Travail à faire — Recopiez telles quelles, s'il vous plaît, toutes les lignes des enregistrements ci-dessous.

Éléments —
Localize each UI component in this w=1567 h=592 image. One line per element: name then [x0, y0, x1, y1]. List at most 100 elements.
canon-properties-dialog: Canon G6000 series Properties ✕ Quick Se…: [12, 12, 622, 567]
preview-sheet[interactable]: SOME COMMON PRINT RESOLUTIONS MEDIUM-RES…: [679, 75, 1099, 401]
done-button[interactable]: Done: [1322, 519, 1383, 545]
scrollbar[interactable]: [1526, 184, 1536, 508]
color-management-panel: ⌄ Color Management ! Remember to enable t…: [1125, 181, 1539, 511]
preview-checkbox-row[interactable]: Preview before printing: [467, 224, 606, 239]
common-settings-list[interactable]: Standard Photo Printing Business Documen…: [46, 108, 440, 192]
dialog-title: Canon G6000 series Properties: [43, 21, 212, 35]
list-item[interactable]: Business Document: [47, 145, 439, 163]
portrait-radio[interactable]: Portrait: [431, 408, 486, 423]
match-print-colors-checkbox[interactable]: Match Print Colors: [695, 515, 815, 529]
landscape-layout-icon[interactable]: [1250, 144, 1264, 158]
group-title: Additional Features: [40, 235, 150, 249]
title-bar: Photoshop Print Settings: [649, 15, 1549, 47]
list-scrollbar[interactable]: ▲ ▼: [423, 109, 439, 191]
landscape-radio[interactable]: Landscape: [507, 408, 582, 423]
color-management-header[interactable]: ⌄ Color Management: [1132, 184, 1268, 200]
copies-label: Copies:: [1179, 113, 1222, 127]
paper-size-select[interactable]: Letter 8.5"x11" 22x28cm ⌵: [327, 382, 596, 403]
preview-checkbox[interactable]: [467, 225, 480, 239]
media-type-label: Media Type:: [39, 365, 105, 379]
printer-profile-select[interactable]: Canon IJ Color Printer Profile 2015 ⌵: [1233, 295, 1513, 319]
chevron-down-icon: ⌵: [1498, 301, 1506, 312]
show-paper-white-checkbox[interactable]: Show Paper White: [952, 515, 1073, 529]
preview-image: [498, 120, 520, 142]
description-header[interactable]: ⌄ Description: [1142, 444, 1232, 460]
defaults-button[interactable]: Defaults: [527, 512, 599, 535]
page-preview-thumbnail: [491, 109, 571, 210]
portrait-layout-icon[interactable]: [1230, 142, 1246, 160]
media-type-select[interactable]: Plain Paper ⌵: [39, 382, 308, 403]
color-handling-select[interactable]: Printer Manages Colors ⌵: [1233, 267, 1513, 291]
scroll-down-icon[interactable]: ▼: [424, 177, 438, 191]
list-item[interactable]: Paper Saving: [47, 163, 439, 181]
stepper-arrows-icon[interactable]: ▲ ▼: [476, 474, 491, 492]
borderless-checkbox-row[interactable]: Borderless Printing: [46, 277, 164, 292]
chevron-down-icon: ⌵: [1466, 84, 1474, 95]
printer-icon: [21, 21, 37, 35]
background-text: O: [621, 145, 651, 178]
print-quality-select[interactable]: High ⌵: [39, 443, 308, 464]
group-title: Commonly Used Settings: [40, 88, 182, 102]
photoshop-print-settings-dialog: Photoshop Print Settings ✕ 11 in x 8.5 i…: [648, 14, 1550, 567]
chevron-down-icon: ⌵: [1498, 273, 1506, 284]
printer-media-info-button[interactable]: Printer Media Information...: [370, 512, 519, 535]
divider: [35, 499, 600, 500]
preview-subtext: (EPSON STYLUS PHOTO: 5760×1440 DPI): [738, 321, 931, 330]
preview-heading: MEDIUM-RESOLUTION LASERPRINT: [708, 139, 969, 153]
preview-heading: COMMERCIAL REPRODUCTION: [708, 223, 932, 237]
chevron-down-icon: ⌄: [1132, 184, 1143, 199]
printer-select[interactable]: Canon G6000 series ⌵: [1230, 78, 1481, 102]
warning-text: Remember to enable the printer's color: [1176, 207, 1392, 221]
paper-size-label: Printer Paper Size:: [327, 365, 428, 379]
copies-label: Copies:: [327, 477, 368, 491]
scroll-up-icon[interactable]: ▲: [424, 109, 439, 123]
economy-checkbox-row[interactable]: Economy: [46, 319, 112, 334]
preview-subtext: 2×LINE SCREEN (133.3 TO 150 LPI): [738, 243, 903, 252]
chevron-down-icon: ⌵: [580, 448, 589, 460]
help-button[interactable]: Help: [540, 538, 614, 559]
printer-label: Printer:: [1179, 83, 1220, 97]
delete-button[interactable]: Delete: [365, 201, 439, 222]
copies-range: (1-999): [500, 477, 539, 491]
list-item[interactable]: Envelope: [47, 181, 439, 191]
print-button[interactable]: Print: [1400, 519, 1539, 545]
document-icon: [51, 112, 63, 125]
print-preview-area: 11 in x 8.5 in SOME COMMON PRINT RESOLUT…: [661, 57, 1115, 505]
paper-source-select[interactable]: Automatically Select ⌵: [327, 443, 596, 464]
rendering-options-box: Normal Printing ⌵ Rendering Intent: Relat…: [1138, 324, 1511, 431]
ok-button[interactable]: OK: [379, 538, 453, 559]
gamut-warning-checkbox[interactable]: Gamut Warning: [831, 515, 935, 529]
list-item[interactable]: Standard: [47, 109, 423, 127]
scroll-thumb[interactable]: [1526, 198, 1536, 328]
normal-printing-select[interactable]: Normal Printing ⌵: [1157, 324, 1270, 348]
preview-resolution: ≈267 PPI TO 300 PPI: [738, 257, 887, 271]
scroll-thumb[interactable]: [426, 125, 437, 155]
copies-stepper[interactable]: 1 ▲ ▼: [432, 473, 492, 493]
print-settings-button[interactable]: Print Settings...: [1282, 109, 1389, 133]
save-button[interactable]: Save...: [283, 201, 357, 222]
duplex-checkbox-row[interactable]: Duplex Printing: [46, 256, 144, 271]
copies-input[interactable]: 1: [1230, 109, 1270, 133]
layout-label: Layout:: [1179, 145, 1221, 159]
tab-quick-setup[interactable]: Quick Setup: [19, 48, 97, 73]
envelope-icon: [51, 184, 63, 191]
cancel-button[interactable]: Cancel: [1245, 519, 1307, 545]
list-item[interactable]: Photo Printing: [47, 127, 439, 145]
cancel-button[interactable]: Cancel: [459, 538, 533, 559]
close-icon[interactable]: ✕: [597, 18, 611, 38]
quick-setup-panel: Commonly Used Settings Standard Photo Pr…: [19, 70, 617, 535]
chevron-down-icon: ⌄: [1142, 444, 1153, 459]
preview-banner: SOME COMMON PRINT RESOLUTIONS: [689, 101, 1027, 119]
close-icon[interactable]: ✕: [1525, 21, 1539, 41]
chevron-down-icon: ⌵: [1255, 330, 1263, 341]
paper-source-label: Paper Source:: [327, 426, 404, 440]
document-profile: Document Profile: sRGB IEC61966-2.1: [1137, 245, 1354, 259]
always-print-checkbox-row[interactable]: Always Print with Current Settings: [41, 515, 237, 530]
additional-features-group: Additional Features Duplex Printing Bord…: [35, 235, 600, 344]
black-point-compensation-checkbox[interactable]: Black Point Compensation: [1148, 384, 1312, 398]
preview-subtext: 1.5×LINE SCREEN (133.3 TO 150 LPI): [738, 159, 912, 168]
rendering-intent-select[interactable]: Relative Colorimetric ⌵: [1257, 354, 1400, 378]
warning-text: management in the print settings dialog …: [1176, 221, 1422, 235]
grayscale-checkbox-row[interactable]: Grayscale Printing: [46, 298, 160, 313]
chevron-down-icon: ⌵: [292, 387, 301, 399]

Corrigé détaillé —
Localize each UI component in this w=1567 h=592 image. One line per element: name then [x0, y0, x1, y1]. List at most 100 elements.
canon-properties-dialog: Canon G6000 series Properties ✕ Quick Se…: [12, 12, 622, 567]
preview-sheet[interactable]: SOME COMMON PRINT RESOLUTIONS MEDIUM-RES…: [679, 75, 1099, 401]
done-button[interactable]: Done: [1322, 519, 1383, 545]
scrollbar[interactable]: [1526, 184, 1536, 508]
color-management-panel: ⌄ Color Management ! Remember to enable t…: [1125, 181, 1539, 511]
preview-checkbox-row[interactable]: Preview before printing: [467, 224, 606, 239]
common-settings-list[interactable]: Standard Photo Printing Business Documen…: [46, 108, 440, 192]
dialog-title: Canon G6000 series Properties: [43, 21, 212, 35]
list-item[interactable]: Business Document: [47, 145, 439, 163]
portrait-radio[interactable]: Portrait: [431, 408, 486, 423]
match-print-colors-checkbox[interactable]: Match Print Colors: [695, 515, 815, 529]
landscape-layout-icon[interactable]: [1250, 144, 1264, 158]
group-title: Additional Features: [40, 235, 150, 249]
title-bar: Photoshop Print Settings: [649, 15, 1549, 47]
list-scrollbar[interactable]: ▲ ▼: [423, 109, 439, 191]
landscape-radio[interactable]: Landscape: [507, 408, 582, 423]
color-management-header[interactable]: ⌄ Color Management: [1132, 184, 1268, 200]
copies-label: Copies:: [1179, 113, 1222, 127]
paper-size-select[interactable]: Letter 8.5"x11" 22x28cm ⌵: [327, 382, 596, 403]
preview-checkbox[interactable]: [467, 225, 480, 239]
media-type-label: Media Type:: [39, 365, 105, 379]
printer-profile-select[interactable]: Canon IJ Color Printer Profile 2015 ⌵: [1233, 295, 1513, 319]
chevron-down-icon: ⌵: [1498, 301, 1506, 312]
show-paper-white-checkbox[interactable]: Show Paper White: [952, 515, 1073, 529]
preview-image: [498, 120, 520, 142]
description-header[interactable]: ⌄ Description: [1142, 444, 1232, 460]
defaults-button[interactable]: Defaults: [527, 512, 599, 535]
page-preview-thumbnail: [491, 109, 571, 210]
portrait-layout-icon[interactable]: [1230, 142, 1246, 160]
media-type-select[interactable]: Plain Paper ⌵: [39, 382, 308, 403]
color-handling-select[interactable]: Printer Manages Colors ⌵: [1233, 267, 1513, 291]
scroll-down-icon[interactable]: ▼: [424, 177, 438, 191]
list-item[interactable]: Paper Saving: [47, 163, 439, 181]
stepper-arrows-icon[interactable]: ▲ ▼: [476, 474, 491, 492]
borderless-checkbox-row[interactable]: Borderless Printing: [46, 277, 164, 292]
chevron-down-icon: ⌵: [1466, 84, 1474, 95]
printer-icon: [21, 21, 37, 35]
background-text: O: [621, 145, 651, 178]
print-quality-select[interactable]: High ⌵: [39, 443, 308, 464]
group-title: Commonly Used Settings: [40, 88, 182, 102]
photoshop-print-settings-dialog: Photoshop Print Settings ✕ 11 in x 8.5 i…: [648, 14, 1550, 567]
chevron-down-icon: ⌵: [1498, 273, 1506, 284]
printer-media-info-button[interactable]: Printer Media Information...: [370, 512, 519, 535]
divider: [35, 499, 600, 500]
preview-subtext: (EPSON STYLUS PHOTO: 5760×1440 DPI): [738, 321, 931, 330]
preview-heading: MEDIUM-RESOLUTION LASERPRINT: [708, 139, 969, 153]
preview-heading: COMMERCIAL REPRODUCTION: [708, 223, 932, 237]
chevron-down-icon: ⌄: [1132, 184, 1143, 199]
printer-select[interactable]: Canon G6000 series ⌵: [1230, 78, 1481, 102]
warning-text: Remember to enable the printer's color: [1176, 207, 1392, 221]
paper-size-label: Printer Paper Size:: [327, 365, 428, 379]
copies-label: Copies:: [327, 477, 368, 491]
scroll-up-icon[interactable]: ▲: [424, 109, 439, 123]
economy-checkbox-row[interactable]: Economy: [46, 319, 112, 334]
preview-subtext: 2×LINE SCREEN (133.3 TO 150 LPI): [738, 243, 903, 252]
chevron-down-icon: ⌵: [580, 448, 589, 460]
help-button[interactable]: Help: [540, 538, 614, 559]
printer-label: Printer:: [1179, 83, 1220, 97]
delete-button[interactable]: Delete: [365, 201, 439, 222]
copies-range: (1-999): [500, 477, 539, 491]
list-item[interactable]: Envelope: [47, 181, 439, 191]
print-button[interactable]: Print: [1400, 519, 1539, 545]
document-icon: [51, 112, 63, 125]
print-preview-area: 11 in x 8.5 in SOME COMMON PRINT RESOLUT…: [661, 57, 1115, 505]
paper-source-select[interactable]: Automatically Select ⌵: [327, 443, 596, 464]
rendering-options-box: Normal Printing ⌵ Rendering Intent: Relat…: [1138, 324, 1511, 431]
ok-button[interactable]: OK: [379, 538, 453, 559]
gamut-warning-checkbox[interactable]: Gamut Warning: [831, 515, 935, 529]
list-item[interactable]: Standard: [47, 109, 423, 127]
scroll-thumb[interactable]: [1526, 198, 1536, 328]
normal-printing-select[interactable]: Normal Printing ⌵: [1157, 324, 1270, 348]
preview-resolution: ≈267 PPI TO 300 PPI: [738, 257, 887, 271]
scroll-thumb[interactable]: [426, 125, 437, 155]
copies-stepper[interactable]: 1 ▲ ▼: [432, 473, 492, 493]
print-settings-button[interactable]: Print Settings...: [1282, 109, 1389, 133]
save-button[interactable]: Save...: [283, 201, 357, 222]
duplex-checkbox-row[interactable]: Duplex Printing: [46, 256, 144, 271]
copies-input[interactable]: 1: [1230, 109, 1270, 133]
layout-label: Layout:: [1179, 145, 1221, 159]
tab-quick-setup[interactable]: Quick Setup: [19, 48, 97, 73]
envelope-icon: [51, 184, 63, 191]
cancel-button[interactable]: Cancel: [1245, 519, 1307, 545]
list-item[interactable]: Photo Printing: [47, 127, 439, 145]
cancel-button[interactable]: Cancel: [459, 538, 533, 559]
close-icon[interactable]: ✕: [597, 18, 611, 38]
quick-setup-panel: Commonly Used Settings Standard Photo Pr…: [19, 70, 617, 535]
chevron-down-icon: ⌄: [1142, 444, 1153, 459]
preview-banner: SOME COMMON PRINT RESOLUTIONS: [689, 101, 1027, 119]
close-icon[interactable]: ✕: [1525, 21, 1539, 41]
chevron-down-icon: ⌵: [1255, 330, 1263, 341]
paper-source-label: Paper Source:: [327, 426, 404, 440]
document-profile: Document Profile: sRGB IEC61966-2.1: [1137, 245, 1354, 259]
always-print-checkbox-row[interactable]: Always Print with Current Settings: [41, 515, 237, 530]
additional-features-group: Additional Features Duplex Printing Bord…: [35, 235, 600, 344]
black-point-compensation-checkbox[interactable]: Black Point Compensation: [1148, 384, 1312, 398]
preview-subtext: 1.5×LINE SCREEN (133.3 TO 150 LPI): [738, 159, 912, 168]
rendering-intent-select[interactable]: Relative Colorimetric ⌵: [1257, 354, 1400, 378]
warning-text: management in the print settings dialog …: [1176, 221, 1422, 235]
grayscale-checkbox-row[interactable]: Grayscale Printing: [46, 298, 160, 313]
chevron-down-icon: ⌵: [292, 387, 301, 399]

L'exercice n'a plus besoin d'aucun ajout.